● What is expected: Without the pictures, copy all the entries below exactly.

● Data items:

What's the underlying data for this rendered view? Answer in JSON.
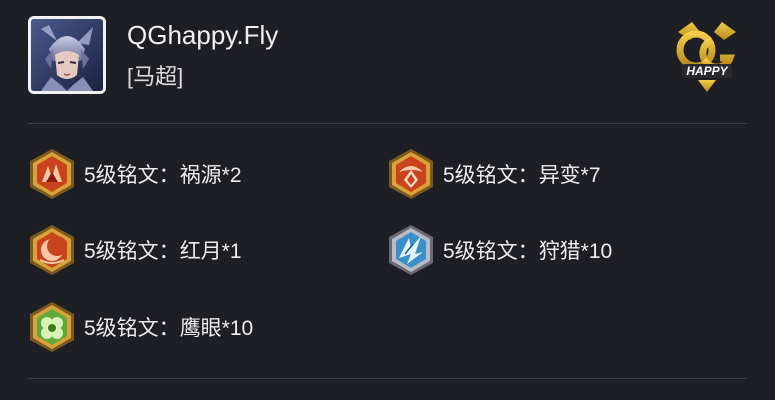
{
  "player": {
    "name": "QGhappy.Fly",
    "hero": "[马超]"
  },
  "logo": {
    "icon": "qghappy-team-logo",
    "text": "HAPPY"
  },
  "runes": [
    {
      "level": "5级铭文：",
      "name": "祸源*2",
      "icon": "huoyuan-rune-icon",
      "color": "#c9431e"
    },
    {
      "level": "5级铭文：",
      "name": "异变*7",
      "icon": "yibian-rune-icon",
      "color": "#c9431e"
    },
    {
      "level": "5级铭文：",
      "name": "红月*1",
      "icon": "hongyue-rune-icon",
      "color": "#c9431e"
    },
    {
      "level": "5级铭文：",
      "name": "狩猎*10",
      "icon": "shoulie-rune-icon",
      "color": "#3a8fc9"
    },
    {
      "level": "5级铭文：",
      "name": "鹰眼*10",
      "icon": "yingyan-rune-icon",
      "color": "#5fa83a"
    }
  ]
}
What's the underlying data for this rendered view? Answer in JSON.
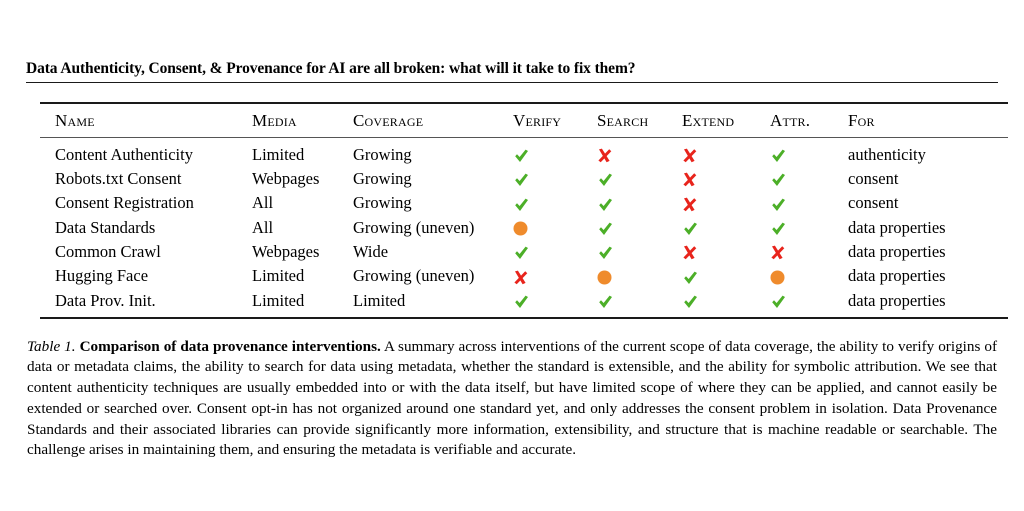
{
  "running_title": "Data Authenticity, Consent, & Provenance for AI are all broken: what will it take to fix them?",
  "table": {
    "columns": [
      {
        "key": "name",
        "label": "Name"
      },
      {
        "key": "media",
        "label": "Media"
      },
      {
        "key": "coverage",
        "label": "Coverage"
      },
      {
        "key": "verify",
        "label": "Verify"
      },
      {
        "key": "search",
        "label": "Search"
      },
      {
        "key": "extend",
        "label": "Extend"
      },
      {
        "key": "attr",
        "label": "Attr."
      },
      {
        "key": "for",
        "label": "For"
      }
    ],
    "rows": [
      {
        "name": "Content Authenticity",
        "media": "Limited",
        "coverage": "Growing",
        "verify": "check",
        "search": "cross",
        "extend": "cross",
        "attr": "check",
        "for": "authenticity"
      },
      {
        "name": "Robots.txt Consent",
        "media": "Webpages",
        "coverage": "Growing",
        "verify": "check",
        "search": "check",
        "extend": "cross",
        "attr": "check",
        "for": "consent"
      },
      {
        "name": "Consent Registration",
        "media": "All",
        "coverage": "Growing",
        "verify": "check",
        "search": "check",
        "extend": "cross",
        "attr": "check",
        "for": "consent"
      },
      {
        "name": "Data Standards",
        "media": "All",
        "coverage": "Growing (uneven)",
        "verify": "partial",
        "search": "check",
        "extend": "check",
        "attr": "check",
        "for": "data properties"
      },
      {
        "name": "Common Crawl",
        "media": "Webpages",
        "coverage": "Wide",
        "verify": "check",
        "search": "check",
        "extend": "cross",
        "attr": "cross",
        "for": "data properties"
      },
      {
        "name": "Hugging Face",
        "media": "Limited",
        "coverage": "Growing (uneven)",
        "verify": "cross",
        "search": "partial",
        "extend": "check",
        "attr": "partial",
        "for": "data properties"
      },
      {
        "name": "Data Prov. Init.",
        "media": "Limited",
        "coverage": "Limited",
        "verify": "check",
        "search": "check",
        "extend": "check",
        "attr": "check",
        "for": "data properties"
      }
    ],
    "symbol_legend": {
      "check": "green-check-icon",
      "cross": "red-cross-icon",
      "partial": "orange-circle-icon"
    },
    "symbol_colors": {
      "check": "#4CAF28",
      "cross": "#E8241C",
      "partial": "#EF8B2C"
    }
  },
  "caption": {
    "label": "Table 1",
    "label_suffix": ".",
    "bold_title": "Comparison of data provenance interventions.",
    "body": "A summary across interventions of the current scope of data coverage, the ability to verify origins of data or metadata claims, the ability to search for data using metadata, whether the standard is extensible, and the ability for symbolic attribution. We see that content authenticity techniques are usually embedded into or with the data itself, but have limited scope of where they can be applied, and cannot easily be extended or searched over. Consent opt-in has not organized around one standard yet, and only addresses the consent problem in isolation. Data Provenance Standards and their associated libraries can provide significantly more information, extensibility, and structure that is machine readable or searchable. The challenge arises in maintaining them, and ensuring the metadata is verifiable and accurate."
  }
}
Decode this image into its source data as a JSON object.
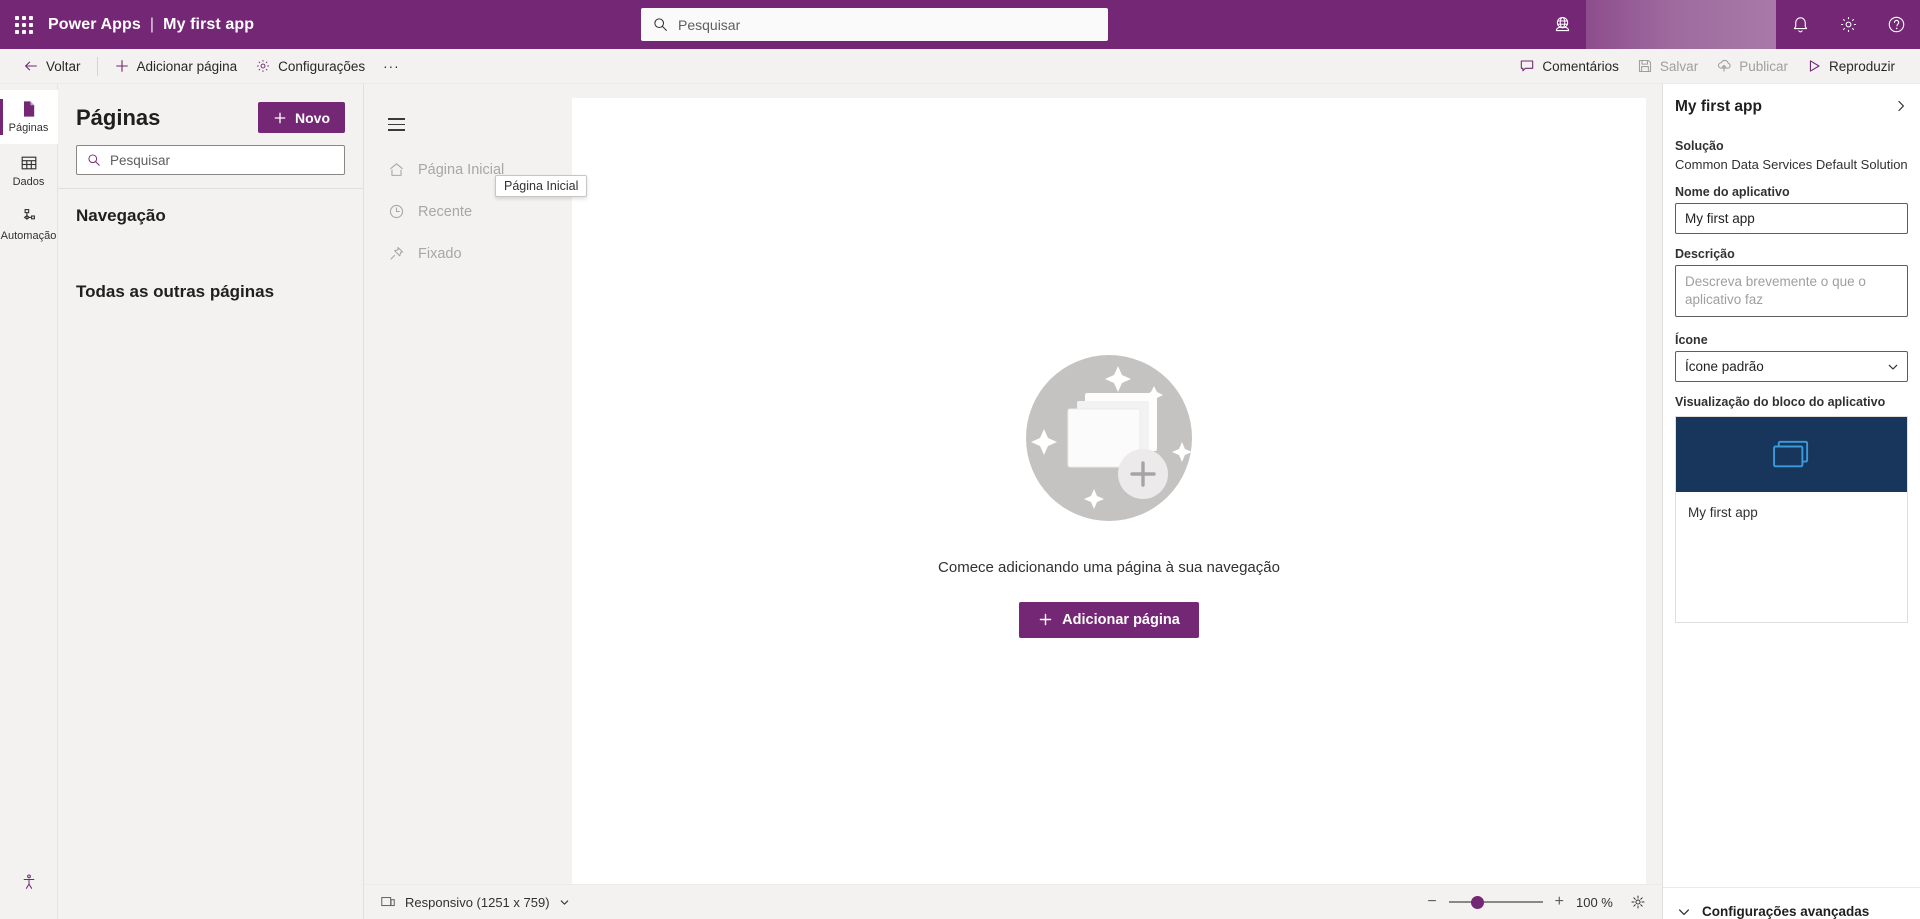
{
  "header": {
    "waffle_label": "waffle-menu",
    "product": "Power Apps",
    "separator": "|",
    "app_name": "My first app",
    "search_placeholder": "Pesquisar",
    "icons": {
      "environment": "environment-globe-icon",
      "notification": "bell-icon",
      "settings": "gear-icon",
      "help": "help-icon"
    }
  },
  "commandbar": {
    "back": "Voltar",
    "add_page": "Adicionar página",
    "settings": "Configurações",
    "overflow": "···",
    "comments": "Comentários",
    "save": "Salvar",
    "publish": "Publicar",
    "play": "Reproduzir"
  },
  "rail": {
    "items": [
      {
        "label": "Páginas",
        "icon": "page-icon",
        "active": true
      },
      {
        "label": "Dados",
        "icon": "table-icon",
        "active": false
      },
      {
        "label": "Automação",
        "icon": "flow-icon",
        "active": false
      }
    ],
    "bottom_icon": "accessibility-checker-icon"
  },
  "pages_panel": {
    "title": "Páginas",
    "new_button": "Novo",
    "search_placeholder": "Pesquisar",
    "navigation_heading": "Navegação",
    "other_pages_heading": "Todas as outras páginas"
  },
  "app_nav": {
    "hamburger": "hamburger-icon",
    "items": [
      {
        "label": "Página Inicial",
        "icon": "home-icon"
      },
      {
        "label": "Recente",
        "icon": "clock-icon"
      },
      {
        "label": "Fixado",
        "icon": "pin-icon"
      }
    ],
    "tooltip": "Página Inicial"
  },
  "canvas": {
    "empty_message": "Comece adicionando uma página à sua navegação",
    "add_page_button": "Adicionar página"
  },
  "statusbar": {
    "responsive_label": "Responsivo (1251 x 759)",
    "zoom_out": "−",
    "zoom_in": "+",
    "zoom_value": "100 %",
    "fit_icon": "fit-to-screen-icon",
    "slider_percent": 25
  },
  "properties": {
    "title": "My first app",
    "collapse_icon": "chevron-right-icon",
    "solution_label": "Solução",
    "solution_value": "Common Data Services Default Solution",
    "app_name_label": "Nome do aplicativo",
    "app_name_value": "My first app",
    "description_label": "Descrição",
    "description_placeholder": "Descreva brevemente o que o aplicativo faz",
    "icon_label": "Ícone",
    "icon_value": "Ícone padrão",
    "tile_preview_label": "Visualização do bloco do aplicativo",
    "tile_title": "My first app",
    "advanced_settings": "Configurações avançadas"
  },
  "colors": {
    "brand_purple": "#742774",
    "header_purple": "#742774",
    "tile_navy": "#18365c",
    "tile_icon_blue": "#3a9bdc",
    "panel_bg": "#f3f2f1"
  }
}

● Full response:
What's the underlying data for this rendered view? Answer in JSON.
{
  "player": {
    "name": "QGhappy.Fly",
    "hero": "[马超]"
  },
  "logo": {
    "icon": "qghappy-team-logo",
    "text": "HAPPY"
  },
  "runes": [
    {
      "level": "5级铭文：",
      "name": "祸源*2",
      "icon": "huoyuan-rune-icon",
      "color": "#c9431e"
    },
    {
      "level": "5级铭文：",
      "name": "异变*7",
      "icon": "yibian-rune-icon",
      "color": "#c9431e"
    },
    {
      "level": "5级铭文：",
      "name": "红月*1",
      "icon": "hongyue-rune-icon",
      "color": "#c9431e"
    },
    {
      "level": "5级铭文：",
      "name": "狩猎*10",
      "icon": "shoulie-rune-icon",
      "color": "#3a8fc9"
    },
    {
      "level": "5级铭文：",
      "name": "鹰眼*10",
      "icon": "yingyan-rune-icon",
      "color": "#5fa83a"
    }
  ]
}
What's the underlying data for this rendered view? Answer in JSON.
{
  "running_title": "Data Authenticity, Consent, & Provenance for AI are all broken: what will it take to fix them?",
  "table": {
    "columns": [
      {
        "key": "name",
        "label": "Name"
      },
      {
        "key": "media",
        "label": "Media"
      },
      {
        "key": "coverage",
        "label": "Coverage"
      },
      {
        "key": "verify",
        "label": "Verify"
      },
      {
        "key": "search",
        "label": "Search"
      },
      {
        "key": "extend",
        "label": "Extend"
      },
      {
        "key": "attr",
        "label": "Attr."
      },
      {
        "key": "for",
        "label": "For"
      }
    ],
    "rows": [
      {
        "name": "Content Authenticity",
        "media": "Limited",
        "coverage": "Growing",
        "verify": "check",
        "search": "cross",
        "extend": "cross",
        "attr": "check",
        "for": "authenticity"
      },
      {
        "name": "Robots.txt Consent",
        "media": "Webpages",
        "coverage": "Growing",
        "verify": "check",
        "search": "check",
        "extend": "cross",
        "attr": "check",
        "for": "consent"
      },
      {
        "name": "Consent Registration",
        "media": "All",
        "coverage": "Growing",
        "verify": "check",
        "search": "check",
        "extend": "cross",
        "attr": "check",
        "for": "consent"
      },
      {
        "name": "Data Standards",
        "media": "All",
        "coverage": "Growing (uneven)",
        "verify": "partial",
        "search": "check",
        "extend": "check",
        "attr": "check",
        "for": "data properties"
      },
      {
        "name": "Common Crawl",
        "media": "Webpages",
        "coverage": "Wide",
        "verify": "check",
        "search": "check",
        "extend": "cross",
        "attr": "cross",
        "for": "data properties"
      },
      {
        "name": "Hugging Face",
        "media": "Limited",
        "coverage": "Growing (uneven)",
        "verify": "cross",
        "search": "partial",
        "extend": "check",
        "attr": "partial",
        "for": "data properties"
      },
      {
        "name": "Data Prov. Init.",
        "media": "Limited",
        "coverage": "Limited",
        "verify": "check",
        "search": "check",
        "extend": "check",
        "attr": "check",
        "for": "data properties"
      }
    ],
    "symbol_legend": {
      "check": "green-check-icon",
      "cross": "red-cross-icon",
      "partial": "orange-circle-icon"
    },
    "symbol_colors": {
      "check": "#4CAF28",
      "cross": "#E8241C",
      "partial": "#EF8B2C"
    }
  },
  "caption": {
    "label": "Table 1",
    "label_suffix": ".",
    "bold_title": "Comparison of data provenance interventions.",
    "body": "A summary across interventions of the current scope of data coverage, the ability to verify origins of data or metadata claims, the ability to search for data using metadata, whether the standard is extensible, and the ability for symbolic attribution. We see that content authenticity techniques are usually embedded into or with the data itself, but have limited scope of where they can be applied, and cannot easily be extended or searched over. Consent opt-in has not organized around one standard yet, and only addresses the consent problem in isolation. Data Provenance Standards and their associated libraries can provide significantly more information, extensibility, and structure that is machine readable or searchable. The challenge arises in maintaining them, and ensuring the metadata is verifiable and accurate."
  }
}
Decode this image into its source data as a JSON object.
{
  "header": {
    "waffle_label": "waffle-menu",
    "product": "Power Apps",
    "separator": "|",
    "app_name": "My first app",
    "search_placeholder": "Pesquisar",
    "icons": {
      "environment": "environment-globe-icon",
      "notification": "bell-icon",
      "settings": "gear-icon",
      "help": "help-icon"
    }
  },
  "commandbar": {
    "back": "Voltar",
    "add_page": "Adicionar página",
    "settings": "Configurações",
    "overflow": "···",
    "comments": "Comentários",
    "save": "Salvar",
    "publish": "Publicar",
    "play": "Reproduzir"
  },
  "rail": {
    "items": [
      {
        "label": "Páginas",
        "icon": "page-icon",
        "active": true
      },
      {
        "label": "Dados",
        "icon": "table-icon",
        "active": false
      },
      {
        "label": "Automação",
        "icon": "flow-icon",
        "active": false
      }
    ],
    "bottom_icon": "accessibility-checker-icon"
  },
  "pages_panel": {
    "title": "Páginas",
    "new_button": "Novo",
    "search_placeholder": "Pesquisar",
    "navigation_heading": "Navegação",
    "other_pages_heading": "Todas as outras páginas"
  },
  "app_nav": {
    "hamburger": "hamburger-icon",
    "items": [
      {
        "label": "Página Inicial",
        "icon": "home-icon"
      },
      {
        "label": "Recente",
        "icon": "clock-icon"
      },
      {
        "label": "Fixado",
        "icon": "pin-icon"
      }
    ],
    "tooltip": "Página Inicial"
  },
  "canvas": {
    "empty_message": "Comece adicionando uma página à sua navegação",
    "add_page_button": "Adicionar página"
  },
  "statusbar": {
    "responsive_label": "Responsivo (1251 x 759)",
    "zoom_out": "−",
    "zoom_in": "+",
    "zoom_value": "100 %",
    "fit_icon": "fit-to-screen-icon",
    "slider_percent": 25
  },
  "properties": {
    "title": "My first app",
    "collapse_icon": "chevron-right-icon",
    "solution_label": "Solução",
    "solution_value": "Common Data Services Default Solution",
    "app_name_label": "Nome do aplicativo",
    "app_name_value": "My first app",
    "description_label": "Descrição",
    "description_placeholder": "Descreva brevemente o que o aplicativo faz",
    "icon_label": "Ícone",
    "icon_value": "Ícone padrão",
    "tile_preview_label": "Visualização do bloco do aplicativo",
    "tile_title": "My first app",
    "advanced_settings": "Configurações avançadas"
  },
  "colors": {
    "brand_purple": "#742774",
    "header_purple": "#742774",
    "tile_navy": "#18365c",
    "tile_icon_blue": "#3a9bdc",
    "panel_bg": "#f3f2f1"
  }
}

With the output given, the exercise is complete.